### Task requirements:
Make an exact copy of the entries, and keep any pictures out of it.
• • •
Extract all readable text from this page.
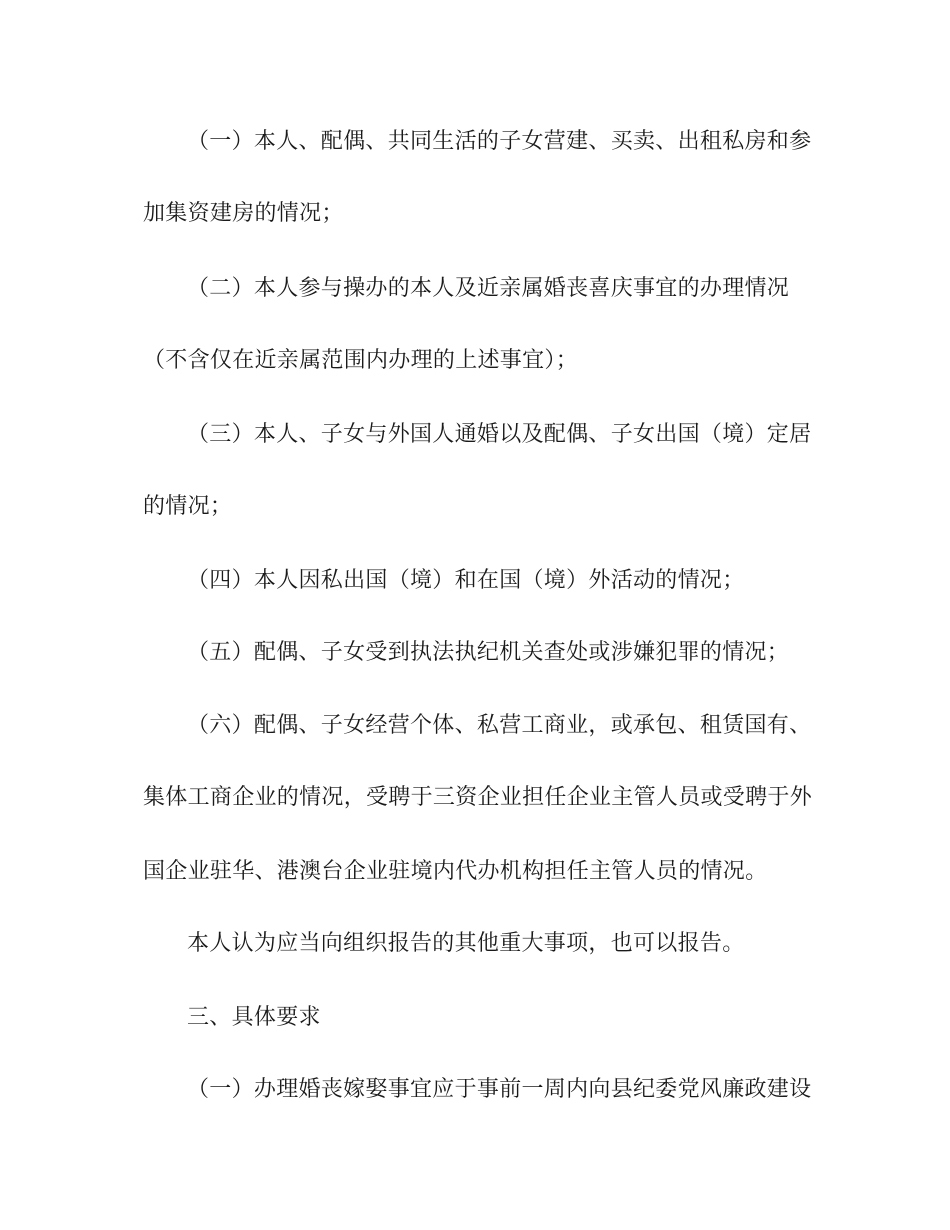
（一）本人、配偶、共同生活的子女营建、买卖、出租私房和参
加集资建房的情况；
（二）本人参与操办的本人及近亲属婚丧喜庆事宜的办理情况
（不含仅在近亲属范围内办理的上述事宜）；
（三）本人、子女与外国人通婚以及配偶、子女出国（境）定居
的情况；
（四）本人因私出国（境）和在国（境）外活动的情况；
（五）配偶、子女受到执法执纪机关查处或涉嫌犯罪的情况；
（六）配偶、子女经营个体、私营工商业，或承包、租赁国有、
集体工商企业的情况，受聘于三资企业担任企业主管人员或受聘于外
国企业驻华、港澳台企业驻境内代办机构担任主管人员的情况。
本人认为应当向组织报告的其他重大事项，也可以报告。
三、具体要求
（一）办理婚丧嫁娶事宜应于事前一周内向县纪委党风廉政建设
• • •
### Solution for this task:
Extract all readable text from this page.
（一）本人、配偶、共同生活的子女营建、买卖、出租私房和参
加集资建房的情况；
（二）本人参与操办的本人及近亲属婚丧喜庆事宜的办理情况
（不含仅在近亲属范围内办理的上述事宜）；
（三）本人、子女与外国人通婚以及配偶、子女出国（境）定居
的情况；
（四）本人因私出国（境）和在国（境）外活动的情况；
（五）配偶、子女受到执法执纪机关查处或涉嫌犯罪的情况；
（六）配偶、子女经营个体、私营工商业，或承包、租赁国有、
集体工商企业的情况，受聘于三资企业担任企业主管人员或受聘于外
国企业驻华、港澳台企业驻境内代办机构担任主管人员的情况。
本人认为应当向组织报告的其他重大事项，也可以报告。
三、具体要求
（一）办理婚丧嫁娶事宜应于事前一周内向县纪委党风廉政建设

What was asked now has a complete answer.